• WHAT YOU SHOULD DO: Find every line in the records below that holds the word "занятый", and copy each one.

• PROVIDED MATERIAL:
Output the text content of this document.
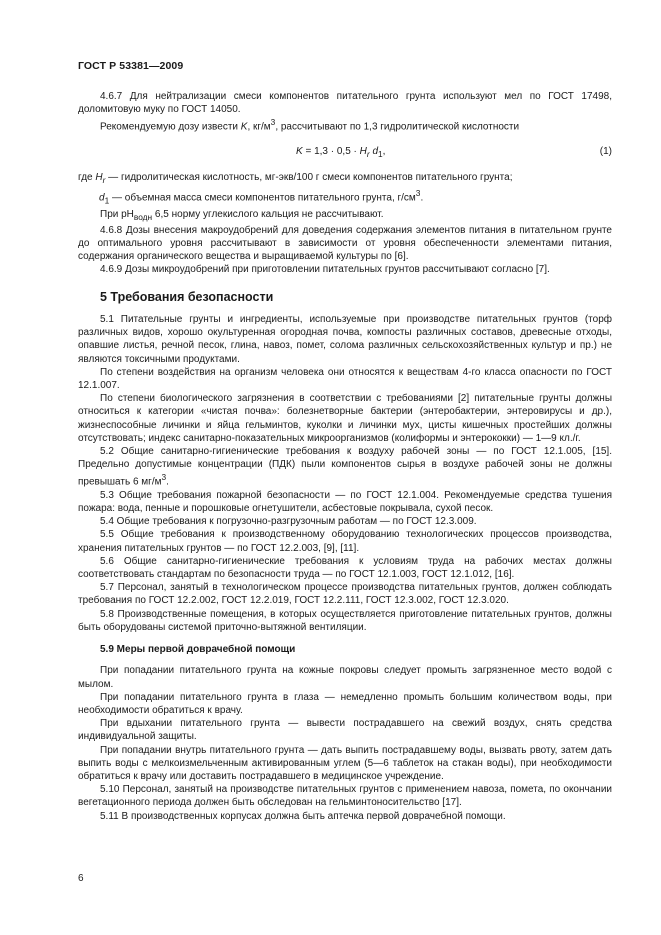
ГОСТ Р 53381—2009

4.6.7 Для нейтрализации смеси компонентов питательного грунта используют мел по ГОСТ 17498, доломитовую муку по ГОСТ 14050.

Рекомендуемую дозу извести K, $кг/м^3$, рассчитывают по 1,3 гидролитической кислотности

$K = 1,3 \cdot 0,5 \cdot H_r$ $d_1$,	(1)

где $H_r$ — гидролитическая кислотность, мг-экв/100 г смеси компонентов питательного грунта;

$d_1$ — объемная масса смеси компонентов питательного грунта, $г/см^3$.

При $pH_{водн}$ 6,5 норму углекислого кальция не рассчитывают.

4.6.8 Дозы внесения макроудобрений для доведения содержания элементов питания в питательном грунте до оптимального уровня рассчитывают в зависимости от уровня обеспеченности элементами питания, содержания органического вещества и выращиваемой культуры по [6].

4.6.9 Дозы микроудобрений при приготовлении питательных грунтов рассчитывают согласно [7].

5 Требования безопасности

5.1 Питательные грунты и ингредиенты, используемые при производстве питательных грунтов (торф различных видов, хорошо окультуренная огородная почва, компосты различных составов, древесные отходы, опавшие листья, речной песок, глина, навоз, помет, солома различных сельскохозяйственных культур и пр.) не являются токсичными продуктами.

По степени воздействия на организм человека они относятся к веществам 4-го класса опасности по ГОСТ 12.1.007.

По степени биологического загрязнения в соответствии с требованиями [2] питательные грунты должны относиться к категории «чистая почва»: болезнетворные бактерии (энтеробактерии, энтеровирусы и др.), жизнеспособные личинки и яйца гельминтов, куколки и личинки мух, цисты кишечных простейших должны отсутствовать; индекс санитарно-показательных микроорганизмов (колиформы и энтерококки) — 1—9 кл./г.

5.2 Общие санитарно-гигиенические требования к воздуху рабочей зоны — по ГОСТ 12.1.005, [15]. Предельно допустимые концентрации (ПДК) пыли компонентов сырья в воздухе рабочей зоны не должны превышать 6 $мг/м^3$.

5.3 Общие требования пожарной безопасности — по ГОСТ 12.1.004. Рекомендуемые средства тушения пожара: вода, пенные и порошковые огнетушители, асбестовые покрывала, сухой песок.

5.4 Общие требования к погрузочно-разгрузочным работам — по ГОСТ 12.3.009.

5.5 Общие требования к производственному оборудованию технологических процессов производства, хранения питательных грунтов — по ГОСТ 12.2.003, [9], [11].

5.6 Общие санитарно-гигиенические требования к условиям труда на рабочих местах должны соответствовать стандартам по безопасности труда — по ГОСТ 12.1.003, ГОСТ 12.1.012, [16].

5.7 Персонал, занятый в технологическом процессе производства питательных грунтов, должен соблюдать требования по ГОСТ 12.2.002, ГОСТ 12.2.019, ГОСТ 12.2.111, ГОСТ 12.3.002, ГОСТ 12.3.020.

5.8 Производственные помещения, в которых осуществляется приготовление питательных грунтов, должны быть оборудованы системой приточно-вытяжной вентиляции.

5.9 Меры первой доврачебной помощи

При попадании питательного грунта на кожные покровы следует промыть загрязненное место водой с мылом.

При попадании питательного грунта в глаза — немедленно промыть большим количеством воды, при необходимости обратиться к врачу.

При вдыхании питательного грунта — вывести пострадавшего на свежий воздух, снять средства индивидуальной защиты.

При попадании внутрь питательного грунта — дать выпить пострадавшему воды, вызвать рвоту, затем дать выпить воды с мелкоизмельченным активированным углем (5—6 таблеток на стакан воды), при необходимости обратиться к врачу или доставить пострадавшего в медицинское учреждение.

5.10 Персонал, занятый на производстве питательных грунтов с применением навоза, помета, по окончании вегетационного периода должен быть обследован на гельминтоносительство [17].

5.11 В производственных корпусах должна быть аптечка первой доврачебной помощи.

6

• CORRECT RESPONSE:
5.7 Персонал, занятый в технологическом процессе производства питательных грунтов, должен соблюдать требования по ГОСТ 12.2.002, ГОСТ 12.2.019, ГОСТ 12.2.111, ГОСТ 12.3.002, ГОСТ 12.3.020.
5.10 Персонал, занятый на производстве питательных грунтов с применением навоза, помета, по окончании вегетационного периода должен быть обследован на гельминтоносительство [17].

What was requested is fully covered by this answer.